▸ PROBLEM TO WORK ON: Return the listing below in full, with every line exactly as it is.

▸ DATA:
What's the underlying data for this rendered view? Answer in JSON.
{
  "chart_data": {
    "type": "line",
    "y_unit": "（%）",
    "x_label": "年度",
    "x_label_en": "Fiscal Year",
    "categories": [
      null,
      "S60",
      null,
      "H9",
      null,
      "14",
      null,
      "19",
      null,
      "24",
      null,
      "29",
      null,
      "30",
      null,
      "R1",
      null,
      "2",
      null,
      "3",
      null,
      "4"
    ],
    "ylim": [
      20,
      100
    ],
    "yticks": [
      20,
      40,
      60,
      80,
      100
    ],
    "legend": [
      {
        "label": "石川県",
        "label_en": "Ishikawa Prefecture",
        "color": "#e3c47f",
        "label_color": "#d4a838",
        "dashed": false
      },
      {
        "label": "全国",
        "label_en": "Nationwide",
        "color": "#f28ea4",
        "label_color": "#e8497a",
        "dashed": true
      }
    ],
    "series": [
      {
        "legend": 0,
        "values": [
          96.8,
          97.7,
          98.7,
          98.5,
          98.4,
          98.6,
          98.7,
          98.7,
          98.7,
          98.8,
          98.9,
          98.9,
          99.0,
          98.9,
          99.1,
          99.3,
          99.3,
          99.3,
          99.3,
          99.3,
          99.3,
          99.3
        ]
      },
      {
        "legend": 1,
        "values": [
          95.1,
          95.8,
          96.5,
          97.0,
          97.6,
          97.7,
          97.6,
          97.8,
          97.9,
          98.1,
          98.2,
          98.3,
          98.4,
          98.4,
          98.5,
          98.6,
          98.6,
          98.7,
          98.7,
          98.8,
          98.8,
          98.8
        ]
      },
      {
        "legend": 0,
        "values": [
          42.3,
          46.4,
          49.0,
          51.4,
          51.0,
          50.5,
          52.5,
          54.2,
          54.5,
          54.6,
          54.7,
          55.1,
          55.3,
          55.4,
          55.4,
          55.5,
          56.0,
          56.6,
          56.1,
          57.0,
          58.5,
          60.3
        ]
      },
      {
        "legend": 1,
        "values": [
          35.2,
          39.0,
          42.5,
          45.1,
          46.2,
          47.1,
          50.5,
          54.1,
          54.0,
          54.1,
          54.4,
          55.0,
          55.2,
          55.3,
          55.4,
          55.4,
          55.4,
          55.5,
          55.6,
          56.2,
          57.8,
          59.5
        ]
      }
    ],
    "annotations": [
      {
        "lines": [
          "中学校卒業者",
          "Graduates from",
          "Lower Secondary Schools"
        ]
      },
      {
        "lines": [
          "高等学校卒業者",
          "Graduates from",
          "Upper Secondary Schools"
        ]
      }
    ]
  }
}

▸ THE COMPLETED TASK:
What's the underlying data for this rendered view? Answer in JSON.
{
  "chart_data": {
    "type": "line",
    "y_unit": "（%）",
    "x_label": "年度",
    "x_label_en": "Fiscal Year",
    "categories": [
      null,
      "S60",
      null,
      "H9",
      null,
      "14",
      null,
      "19",
      null,
      "24",
      null,
      "29",
      null,
      "30",
      null,
      "R1",
      null,
      "2",
      null,
      "3",
      null,
      "4"
    ],
    "ylim": [
      20,
      100
    ],
    "yticks": [
      20,
      40,
      60,
      80,
      100
    ],
    "legend": [
      {
        "label": "石川県",
        "label_en": "Ishikawa Prefecture",
        "color": "#e3c47f",
        "label_color": "#d4a838",
        "dashed": false
      },
      {
        "label": "全国",
        "label_en": "Nationwide",
        "color": "#f28ea4",
        "label_color": "#e8497a",
        "dashed": true
      }
    ],
    "series": [
      {
        "legend": 0,
        "values": [
          96.8,
          97.7,
          98.7,
          98.5,
          98.4,
          98.6,
          98.7,
          98.7,
          98.7,
          98.8,
          98.9,
          98.9,
          99.0,
          98.9,
          99.1,
          99.3,
          99.3,
          99.3,
          99.3,
          99.3,
          99.3,
          99.3
        ]
      },
      {
        "legend": 1,
        "values": [
          95.1,
          95.8,
          96.5,
          97.0,
          97.6,
          97.7,
          97.6,
          97.8,
          97.9,
          98.1,
          98.2,
          98.3,
          98.4,
          98.4,
          98.5,
          98.6,
          98.6,
          98.7,
          98.7,
          98.8,
          98.8,
          98.8
        ]
      },
      {
        "legend": 0,
        "values": [
          42.3,
          46.4,
          49.0,
          51.4,
          51.0,
          50.5,
          52.5,
          54.2,
          54.5,
          54.6,
          54.7,
          55.1,
          55.3,
          55.4,
          55.4,
          55.5,
          56.0,
          56.6,
          56.1,
          57.0,
          58.5,
          60.3
        ]
      },
      {
        "legend": 1,
        "values": [
          35.2,
          39.0,
          42.5,
          45.1,
          46.2,
          47.1,
          50.5,
          54.1,
          54.0,
          54.1,
          54.4,
          55.0,
          55.2,
          55.3,
          55.4,
          55.4,
          55.4,
          55.5,
          55.6,
          56.2,
          57.8,
          59.5
        ]
      }
    ],
    "annotations": [
      {
        "lines": [
          "中学校卒業者",
          "Graduates from",
          "Lower Secondary Schools"
        ]
      },
      {
        "lines": [
          "高等学校卒業者",
          "Graduates from",
          "Upper Secondary Schools"
        ]
      }
    ]
  }
}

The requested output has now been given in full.